* Request
Repeat each record exactly as written, and drop any images.

Records from a collection:

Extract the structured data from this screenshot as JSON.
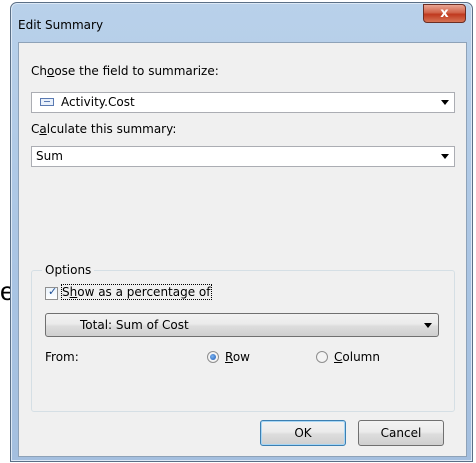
{
  "background": {
    "partial_text": "e"
  },
  "dialog": {
    "title": "Edit Summary",
    "close_glyph": "x",
    "field_label_pre": "Ch",
    "field_label_key": "o",
    "field_label_post": "ose the field to summarize:",
    "field_value": "Activity.Cost",
    "calc_label_pre": "C",
    "calc_label_key": "a",
    "calc_label_post": "lculate this summary:",
    "calc_value": "Sum",
    "options": {
      "legend": "Options",
      "show_pct_checked": true,
      "show_pct_label_pre": "S",
      "show_pct_label_key": "h",
      "show_pct_label_post": "ow as a percentage of",
      "pct_target_value": "Total: Sum of Cost",
      "from_label": "From:",
      "row_label_key": "R",
      "row_label_post": "ow",
      "row_selected": true,
      "column_label_key": "C",
      "column_label_post": "olumn",
      "column_selected": false
    },
    "ok_label": "OK",
    "cancel_label": "Cancel"
  }
}
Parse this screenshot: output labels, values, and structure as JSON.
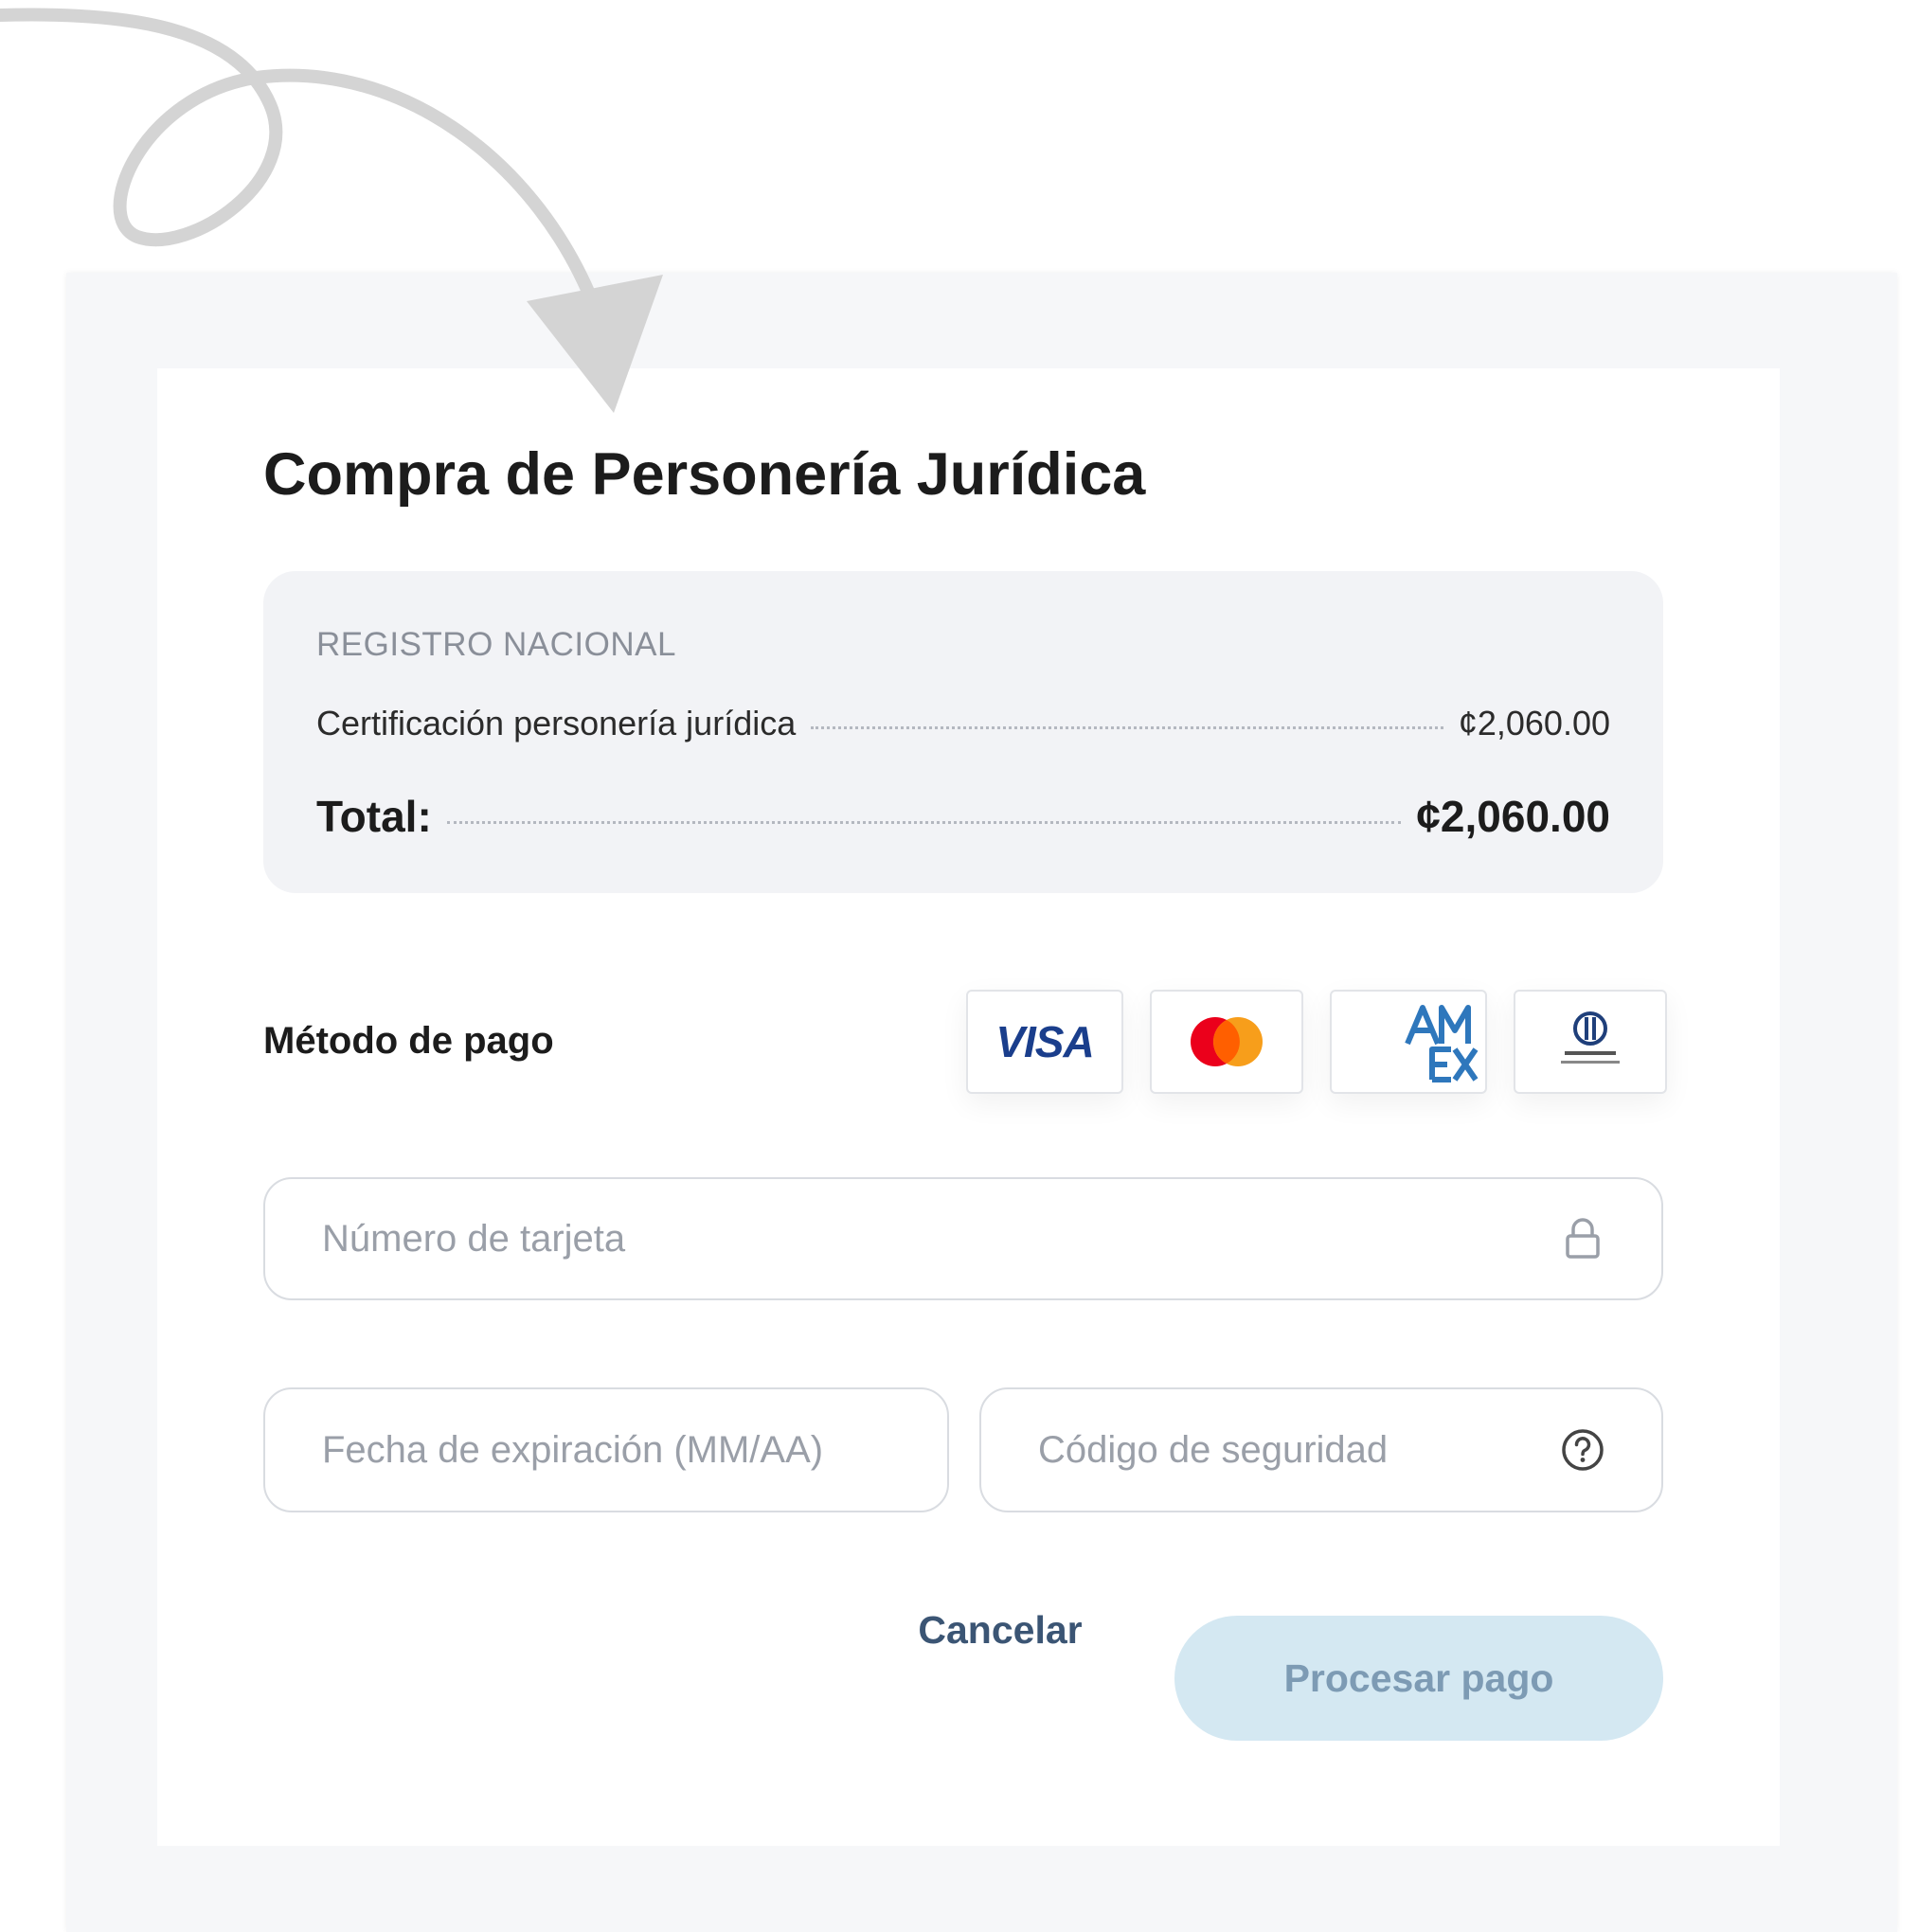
{
  "page": {
    "title": "Compra de Personería Jurídica"
  },
  "summary": {
    "provider": "REGISTRO NACIONAL",
    "items": [
      {
        "label": "Certificación personería jurídica",
        "amount": "¢2,060.00"
      }
    ],
    "total_label": "Total:",
    "total_amount": "¢2,060.00"
  },
  "payment": {
    "label": "Método de pago",
    "accepted_cards": [
      {
        "name": "Visa",
        "icon": "visa-logo",
        "text": "VISA"
      },
      {
        "name": "Mastercard",
        "icon": "mastercard-logo"
      },
      {
        "name": "American Express",
        "icon": "amex-logo"
      },
      {
        "name": "Diners Club International",
        "icon": "diners-club-logo"
      }
    ]
  },
  "form": {
    "card_number": {
      "placeholder": "Número de tarjeta",
      "value": "",
      "icon": "lock-icon"
    },
    "expiry": {
      "placeholder": "Fecha de expiración (MM/AA)",
      "value": ""
    },
    "security_code": {
      "placeholder": "Código de seguridad",
      "value": "",
      "icon": "help-circle-icon"
    }
  },
  "actions": {
    "cancel_label": "Cancelar",
    "submit_label": "Procesar pago"
  },
  "colors": {
    "outer_background": "#f6f7f9",
    "card_background": "#ffffff",
    "summary_background": "#f2f3f6",
    "submit_button_disabled": "#d4e8f2",
    "submit_button_text": "#7d9bb4",
    "cancel_text": "#3b5574",
    "visa_blue": "#1a3e8c",
    "amex_blue": "#2e77bc",
    "mastercard_red": "#eb001b",
    "mastercard_orange": "#f79e1b",
    "decorative_arrow": "#d4d4d4"
  }
}
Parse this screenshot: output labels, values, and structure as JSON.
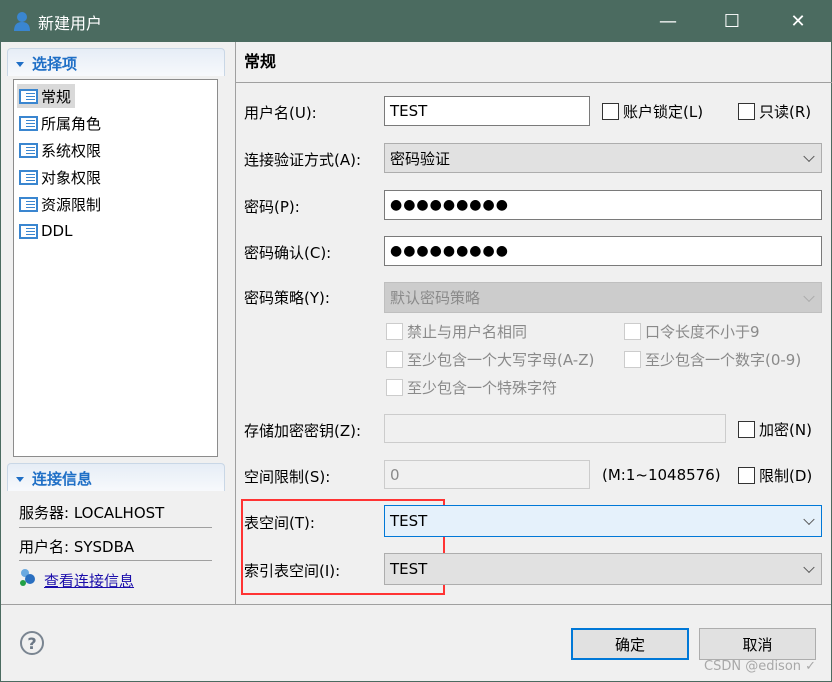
{
  "window": {
    "title": "新建用户",
    "minimize": "—",
    "maximize": "☐",
    "close": "✕"
  },
  "sidebar": {
    "options_header": "选择项",
    "items": [
      {
        "label": "常规"
      },
      {
        "label": "所属角色"
      },
      {
        "label": "系统权限"
      },
      {
        "label": "对象权限"
      },
      {
        "label": "资源限制"
      },
      {
        "label": "DDL"
      }
    ],
    "conn_header": "连接信息",
    "server": "服务器: LOCALHOST",
    "user": "用户名: SYSDBA",
    "view_link": "查看连接信息"
  },
  "main": {
    "heading": "常规",
    "username_label": "用户名(U):",
    "username_value": "TEST",
    "lock_label": "账户锁定(L)",
    "readonly_label": "只读(R)",
    "auth_label": "连接验证方式(A):",
    "auth_value": "密码验证",
    "password_label": "密码(P):",
    "password_value": "●●●●●●●●●",
    "confirm_label": "密码确认(C):",
    "confirm_value": "●●●●●●●●●",
    "policy_label": "密码策略(Y):",
    "policy_value": "默认密码策略",
    "policy_options": [
      "禁止与用户名相同",
      "口令长度不小于9",
      "至少包含一个大写字母(A-Z)",
      "至少包含一个数字(0-9)",
      "至少包含一个特殊字符"
    ],
    "key_label": "存储加密密钥(Z):",
    "key_value": "",
    "encrypt_label": "加密(N)",
    "space_label": "空间限制(S):",
    "space_value": "0",
    "space_range": "(M:1~1048576)",
    "limit_label": "限制(D)",
    "tablespace_label": "表空间(T):",
    "tablespace_value": "TEST",
    "index_tablespace_label": "索引表空间(I):",
    "index_tablespace_value": "TEST"
  },
  "footer": {
    "help": "?",
    "ok": "确定",
    "cancel": "取消",
    "watermark": "CSDN @edison ✓"
  },
  "colors": {
    "titlebar": "#4b6b60",
    "accent": "#0078d7",
    "highlight": "#ff3333"
  }
}
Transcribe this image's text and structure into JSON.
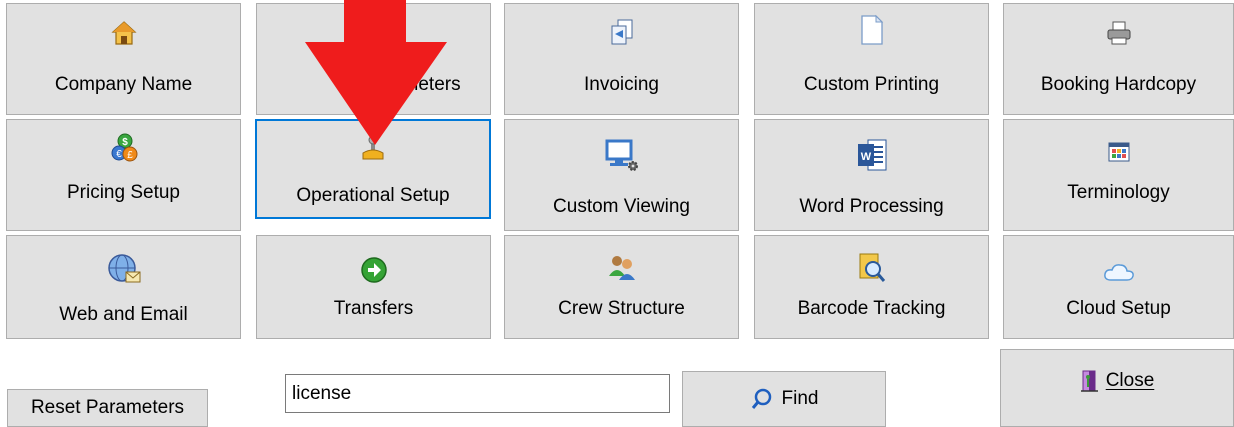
{
  "tiles": {
    "company_name": {
      "label": "Company Name",
      "icon": "house-icon"
    },
    "hidden_tile": {
      "label": "Parameters",
      "icon": "hidden-icon"
    },
    "invoicing": {
      "label": "Invoicing",
      "icon": "documents-icon"
    },
    "custom_printing": {
      "label": "Custom Printing",
      "icon": "blank-page-icon"
    },
    "booking_hardcopy": {
      "label": "Booking Hardcopy",
      "icon": "printer-icon"
    },
    "pricing_setup": {
      "label": "Pricing Setup",
      "icon": "currency-icon"
    },
    "operational_setup": {
      "label": "Operational Setup",
      "icon": "joystick-icon"
    },
    "custom_viewing": {
      "label": "Custom Viewing",
      "icon": "monitor-gear-icon"
    },
    "word_processing": {
      "label": "Word Processing",
      "icon": "word-icon"
    },
    "terminology": {
      "label": "Terminology",
      "icon": "grid-icon"
    },
    "web_and_email": {
      "label": "Web and Email",
      "icon": "globe-mail-icon"
    },
    "transfers": {
      "label": "Transfers",
      "icon": "green-arrow-icon"
    },
    "crew_structure": {
      "label": "Crew Structure",
      "icon": "people-icon"
    },
    "barcode_tracking": {
      "label": "Barcode Tracking",
      "icon": "magnifier-doc-icon"
    },
    "cloud_setup": {
      "label": "Cloud Setup",
      "icon": "cloud-icon"
    }
  },
  "bottom": {
    "reset_label": "Reset Parameters",
    "search_value": "license",
    "find_label": "Find",
    "close_label": "Close"
  },
  "colors": {
    "arrow": "#ef1c1c",
    "focus": "#0078d7",
    "tile_bg": "#e1e1e1"
  }
}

* The reply
Extract the structured data from this screenshot as JSON.
{
  "background": {
    "partial_text": "e"
  },
  "dialog": {
    "title": "Edit Summary",
    "close_glyph": "x",
    "field_label_pre": "Ch",
    "field_label_key": "o",
    "field_label_post": "ose the field to summarize:",
    "field_value": "Activity.Cost",
    "calc_label_pre": "C",
    "calc_label_key": "a",
    "calc_label_post": "lculate this summary:",
    "calc_value": "Sum",
    "options": {
      "legend": "Options",
      "show_pct_checked": true,
      "show_pct_label_pre": "S",
      "show_pct_label_key": "h",
      "show_pct_label_post": "ow as a percentage of",
      "pct_target_value": "Total: Sum of Cost",
      "from_label": "From:",
      "row_label_key": "R",
      "row_label_post": "ow",
      "row_selected": true,
      "column_label_key": "C",
      "column_label_post": "olumn",
      "column_selected": false
    },
    "ok_label": "OK",
    "cancel_label": "Cancel"
  }
}
Parse this screenshot: output labels, values, and structure as JSON.
{
  "page": {
    "title": "Compra de Personería Jurídica"
  },
  "summary": {
    "provider": "REGISTRO NACIONAL",
    "items": [
      {
        "label": "Certificación personería jurídica",
        "amount": "¢2,060.00"
      }
    ],
    "total_label": "Total:",
    "total_amount": "¢2,060.00"
  },
  "payment": {
    "label": "Método de pago",
    "accepted_cards": [
      {
        "name": "Visa",
        "icon": "visa-logo",
        "text": "VISA"
      },
      {
        "name": "Mastercard",
        "icon": "mastercard-logo"
      },
      {
        "name": "American Express",
        "icon": "amex-logo"
      },
      {
        "name": "Diners Club International",
        "icon": "diners-club-logo"
      }
    ]
  },
  "form": {
    "card_number": {
      "placeholder": "Número de tarjeta",
      "value": "",
      "icon": "lock-icon"
    },
    "expiry": {
      "placeholder": "Fecha de expiración (MM/AA)",
      "value": ""
    },
    "security_code": {
      "placeholder": "Código de seguridad",
      "value": "",
      "icon": "help-circle-icon"
    }
  },
  "actions": {
    "cancel_label": "Cancelar",
    "submit_label": "Procesar pago"
  },
  "colors": {
    "outer_background": "#f6f7f9",
    "card_background": "#ffffff",
    "summary_background": "#f2f3f6",
    "submit_button_disabled": "#d4e8f2",
    "submit_button_text": "#7d9bb4",
    "cancel_text": "#3b5574",
    "visa_blue": "#1a3e8c",
    "amex_blue": "#2e77bc",
    "mastercard_red": "#eb001b",
    "mastercard_orange": "#f79e1b",
    "decorative_arrow": "#d4d4d4"
  }
}
Parse this screenshot: output labels, values, and structure as JSON.
{
  "window": {
    "title": "新建用户",
    "minimize": "—",
    "maximize": "☐",
    "close": "✕"
  },
  "sidebar": {
    "options_header": "选择项",
    "items": [
      {
        "label": "常规"
      },
      {
        "label": "所属角色"
      },
      {
        "label": "系统权限"
      },
      {
        "label": "对象权限"
      },
      {
        "label": "资源限制"
      },
      {
        "label": "DDL"
      }
    ],
    "conn_header": "连接信息",
    "server": "服务器: LOCALHOST",
    "user": "用户名: SYSDBA",
    "view_link": "查看连接信息"
  },
  "main": {
    "heading": "常规",
    "username_label": "用户名(U):",
    "username_value": "TEST",
    "lock_label": "账户锁定(L)",
    "readonly_label": "只读(R)",
    "auth_label": "连接验证方式(A):",
    "auth_value": "密码验证",
    "password_label": "密码(P):",
    "password_value": "●●●●●●●●●",
    "confirm_label": "密码确认(C):",
    "confirm_value": "●●●●●●●●●",
    "policy_label": "密码策略(Y):",
    "policy_value": "默认密码策略",
    "policy_options": [
      "禁止与用户名相同",
      "口令长度不小于9",
      "至少包含一个大写字母(A-Z)",
      "至少包含一个数字(0-9)",
      "至少包含一个特殊字符"
    ],
    "key_label": "存储加密密钥(Z):",
    "key_value": "",
    "encrypt_label": "加密(N)",
    "space_label": "空间限制(S):",
    "space_value": "0",
    "space_range": "(M:1~1048576)",
    "limit_label": "限制(D)",
    "tablespace_label": "表空间(T):",
    "tablespace_value": "TEST",
    "index_tablespace_label": "索引表空间(I):",
    "index_tablespace_value": "TEST"
  },
  "footer": {
    "help": "?",
    "ok": "确定",
    "cancel": "取消",
    "watermark": "CSDN @edison ✓"
  },
  "colors": {
    "titlebar": "#4b6b60",
    "accent": "#0078d7",
    "highlight": "#ff3333"
  }
}
Transcribe this image's text and structure into JSON.
{
  "tiles": {
    "company_name": {
      "label": "Company Name",
      "icon": "house-icon"
    },
    "hidden_tile": {
      "label": "Parameters",
      "icon": "hidden-icon"
    },
    "invoicing": {
      "label": "Invoicing",
      "icon": "documents-icon"
    },
    "custom_printing": {
      "label": "Custom Printing",
      "icon": "blank-page-icon"
    },
    "booking_hardcopy": {
      "label": "Booking Hardcopy",
      "icon": "printer-icon"
    },
    "pricing_setup": {
      "label": "Pricing Setup",
      "icon": "currency-icon"
    },
    "operational_setup": {
      "label": "Operational Setup",
      "icon": "joystick-icon"
    },
    "custom_viewing": {
      "label": "Custom Viewing",
      "icon": "monitor-gear-icon"
    },
    "word_processing": {
      "label": "Word Processing",
      "icon": "word-icon"
    },
    "terminology": {
      "label": "Terminology",
      "icon": "grid-icon"
    },
    "web_and_email": {
      "label": "Web and Email",
      "icon": "globe-mail-icon"
    },
    "transfers": {
      "label": "Transfers",
      "icon": "green-arrow-icon"
    },
    "crew_structure": {
      "label": "Crew Structure",
      "icon": "people-icon"
    },
    "barcode_tracking": {
      "label": "Barcode Tracking",
      "icon": "magnifier-doc-icon"
    },
    "cloud_setup": {
      "label": "Cloud Setup",
      "icon": "cloud-icon"
    }
  },
  "bottom": {
    "reset_label": "Reset Parameters",
    "search_value": "license",
    "find_label": "Find",
    "close_label": "Close"
  },
  "colors": {
    "arrow": "#ef1c1c",
    "focus": "#0078d7",
    "tile_bg": "#e1e1e1"
  }
}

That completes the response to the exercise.